* [Stored entries]:
=-=-=-=-=

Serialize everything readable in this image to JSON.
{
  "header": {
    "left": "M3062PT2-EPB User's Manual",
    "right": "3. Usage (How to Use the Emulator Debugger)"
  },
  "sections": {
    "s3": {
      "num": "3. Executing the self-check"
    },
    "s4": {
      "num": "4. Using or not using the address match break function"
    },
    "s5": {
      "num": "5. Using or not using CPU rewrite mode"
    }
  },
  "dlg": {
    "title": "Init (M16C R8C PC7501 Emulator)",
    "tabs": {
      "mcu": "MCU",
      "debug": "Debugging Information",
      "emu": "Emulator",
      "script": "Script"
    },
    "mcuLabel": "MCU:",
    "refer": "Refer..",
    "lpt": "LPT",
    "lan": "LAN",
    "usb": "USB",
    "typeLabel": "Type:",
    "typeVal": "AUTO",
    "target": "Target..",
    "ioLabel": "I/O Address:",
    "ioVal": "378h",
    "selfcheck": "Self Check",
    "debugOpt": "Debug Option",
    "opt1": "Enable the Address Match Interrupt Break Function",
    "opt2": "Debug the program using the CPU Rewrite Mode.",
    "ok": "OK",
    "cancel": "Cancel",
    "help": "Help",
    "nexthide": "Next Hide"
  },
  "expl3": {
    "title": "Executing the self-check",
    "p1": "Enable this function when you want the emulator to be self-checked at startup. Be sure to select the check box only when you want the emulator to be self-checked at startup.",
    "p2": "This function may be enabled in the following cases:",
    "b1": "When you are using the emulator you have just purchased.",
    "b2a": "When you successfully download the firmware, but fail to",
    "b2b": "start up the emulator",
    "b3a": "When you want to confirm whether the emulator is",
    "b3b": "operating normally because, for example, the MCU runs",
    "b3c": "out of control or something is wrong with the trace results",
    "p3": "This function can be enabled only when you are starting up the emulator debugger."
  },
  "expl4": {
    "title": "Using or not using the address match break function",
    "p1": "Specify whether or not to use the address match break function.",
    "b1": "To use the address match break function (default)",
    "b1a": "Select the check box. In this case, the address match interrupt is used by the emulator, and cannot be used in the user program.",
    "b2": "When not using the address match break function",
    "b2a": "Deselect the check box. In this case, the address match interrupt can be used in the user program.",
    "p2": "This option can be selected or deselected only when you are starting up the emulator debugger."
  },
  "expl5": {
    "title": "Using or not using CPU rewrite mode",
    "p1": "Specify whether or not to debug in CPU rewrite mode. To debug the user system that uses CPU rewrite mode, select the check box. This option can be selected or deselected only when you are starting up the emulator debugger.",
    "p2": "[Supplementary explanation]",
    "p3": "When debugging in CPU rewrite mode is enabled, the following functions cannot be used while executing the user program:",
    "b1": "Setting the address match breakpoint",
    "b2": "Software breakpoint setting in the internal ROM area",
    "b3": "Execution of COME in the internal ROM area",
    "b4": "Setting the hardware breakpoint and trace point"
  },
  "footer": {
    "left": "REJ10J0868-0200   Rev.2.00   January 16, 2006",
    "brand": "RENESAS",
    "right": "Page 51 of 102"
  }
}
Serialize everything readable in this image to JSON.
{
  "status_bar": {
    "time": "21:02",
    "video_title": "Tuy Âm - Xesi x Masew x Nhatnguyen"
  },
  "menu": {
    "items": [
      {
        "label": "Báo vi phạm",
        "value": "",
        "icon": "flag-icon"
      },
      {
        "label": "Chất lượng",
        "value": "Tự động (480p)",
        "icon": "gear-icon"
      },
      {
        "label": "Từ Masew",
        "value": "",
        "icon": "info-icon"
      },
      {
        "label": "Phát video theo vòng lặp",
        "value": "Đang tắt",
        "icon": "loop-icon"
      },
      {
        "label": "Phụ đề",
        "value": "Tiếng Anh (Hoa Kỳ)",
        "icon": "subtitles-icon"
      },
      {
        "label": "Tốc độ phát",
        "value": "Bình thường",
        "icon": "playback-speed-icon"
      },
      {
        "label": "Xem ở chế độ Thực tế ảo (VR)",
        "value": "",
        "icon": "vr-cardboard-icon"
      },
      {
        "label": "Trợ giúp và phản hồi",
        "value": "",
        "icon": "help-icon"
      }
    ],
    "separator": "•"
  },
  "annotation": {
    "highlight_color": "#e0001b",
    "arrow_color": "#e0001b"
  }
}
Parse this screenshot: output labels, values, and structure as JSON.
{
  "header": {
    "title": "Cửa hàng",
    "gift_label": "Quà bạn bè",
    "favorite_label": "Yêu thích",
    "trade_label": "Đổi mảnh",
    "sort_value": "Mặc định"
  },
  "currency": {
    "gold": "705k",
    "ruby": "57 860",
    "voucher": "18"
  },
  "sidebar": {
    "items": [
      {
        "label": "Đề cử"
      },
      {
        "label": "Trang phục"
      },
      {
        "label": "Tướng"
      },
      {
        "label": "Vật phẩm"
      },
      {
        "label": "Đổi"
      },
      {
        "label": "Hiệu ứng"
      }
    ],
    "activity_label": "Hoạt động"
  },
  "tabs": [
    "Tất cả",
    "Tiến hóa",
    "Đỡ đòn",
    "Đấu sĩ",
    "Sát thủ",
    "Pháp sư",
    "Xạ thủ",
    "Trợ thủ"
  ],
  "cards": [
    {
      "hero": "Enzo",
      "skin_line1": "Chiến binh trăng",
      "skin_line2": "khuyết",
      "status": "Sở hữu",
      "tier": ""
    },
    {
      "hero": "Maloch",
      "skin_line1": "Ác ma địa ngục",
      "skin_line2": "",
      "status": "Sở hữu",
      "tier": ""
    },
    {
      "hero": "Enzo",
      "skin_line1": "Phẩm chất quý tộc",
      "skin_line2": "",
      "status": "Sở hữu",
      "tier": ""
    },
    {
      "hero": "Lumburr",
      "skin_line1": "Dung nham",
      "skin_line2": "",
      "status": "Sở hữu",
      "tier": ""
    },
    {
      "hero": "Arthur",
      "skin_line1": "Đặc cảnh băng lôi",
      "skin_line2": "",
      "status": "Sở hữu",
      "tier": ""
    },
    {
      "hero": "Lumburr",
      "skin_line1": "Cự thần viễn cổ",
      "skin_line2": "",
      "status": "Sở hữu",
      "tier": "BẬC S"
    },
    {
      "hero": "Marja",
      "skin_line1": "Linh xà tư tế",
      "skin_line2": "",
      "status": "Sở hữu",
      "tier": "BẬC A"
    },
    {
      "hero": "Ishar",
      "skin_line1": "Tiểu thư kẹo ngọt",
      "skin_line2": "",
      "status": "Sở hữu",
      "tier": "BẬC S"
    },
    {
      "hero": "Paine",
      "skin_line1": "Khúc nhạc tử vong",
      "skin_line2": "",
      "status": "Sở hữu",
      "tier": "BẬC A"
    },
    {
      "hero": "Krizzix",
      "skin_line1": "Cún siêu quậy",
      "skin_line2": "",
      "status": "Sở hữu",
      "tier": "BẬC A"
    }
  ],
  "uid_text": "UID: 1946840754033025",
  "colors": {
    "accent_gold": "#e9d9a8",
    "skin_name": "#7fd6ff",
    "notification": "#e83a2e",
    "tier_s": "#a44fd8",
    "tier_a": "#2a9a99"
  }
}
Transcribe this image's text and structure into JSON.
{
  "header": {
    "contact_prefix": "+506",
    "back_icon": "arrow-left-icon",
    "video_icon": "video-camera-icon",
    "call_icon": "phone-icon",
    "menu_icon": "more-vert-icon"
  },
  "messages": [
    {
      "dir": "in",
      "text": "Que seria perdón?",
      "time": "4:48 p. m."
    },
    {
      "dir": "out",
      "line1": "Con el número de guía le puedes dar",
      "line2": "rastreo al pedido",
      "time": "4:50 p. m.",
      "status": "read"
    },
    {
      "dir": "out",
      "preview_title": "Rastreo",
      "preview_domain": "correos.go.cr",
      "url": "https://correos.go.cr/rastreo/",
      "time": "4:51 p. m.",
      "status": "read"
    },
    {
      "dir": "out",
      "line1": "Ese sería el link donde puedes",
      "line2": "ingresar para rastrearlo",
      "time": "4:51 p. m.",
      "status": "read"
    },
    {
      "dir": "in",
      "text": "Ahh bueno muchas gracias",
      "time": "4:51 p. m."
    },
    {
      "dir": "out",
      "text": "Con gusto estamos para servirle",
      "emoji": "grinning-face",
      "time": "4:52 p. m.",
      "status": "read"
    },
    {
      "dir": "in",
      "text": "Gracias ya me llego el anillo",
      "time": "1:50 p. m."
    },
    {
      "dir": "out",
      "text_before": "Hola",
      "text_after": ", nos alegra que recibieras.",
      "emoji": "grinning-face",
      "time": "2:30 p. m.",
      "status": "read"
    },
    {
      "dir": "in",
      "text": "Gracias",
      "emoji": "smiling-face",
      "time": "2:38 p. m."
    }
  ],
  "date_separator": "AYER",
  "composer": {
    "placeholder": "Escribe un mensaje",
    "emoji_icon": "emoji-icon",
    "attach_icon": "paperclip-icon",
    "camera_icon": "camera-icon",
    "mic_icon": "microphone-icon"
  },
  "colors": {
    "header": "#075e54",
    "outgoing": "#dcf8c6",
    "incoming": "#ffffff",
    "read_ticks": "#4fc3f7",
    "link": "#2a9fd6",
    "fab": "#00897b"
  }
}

=-=-=-=-=

* [Task objective]: Lines containing the word "selected" must all be returned from the material above.

* [Answer below]:
    "p2": "This option can be selected or deselected only when you are starting up the emulator debugger."
    "p1": "Specify whether or not to debug in CPU rewrite mode. To debug the user system that uses CPU rewrite mode, select the check box. This option can be selected or deselected only when you are starting up the emulator debugger.",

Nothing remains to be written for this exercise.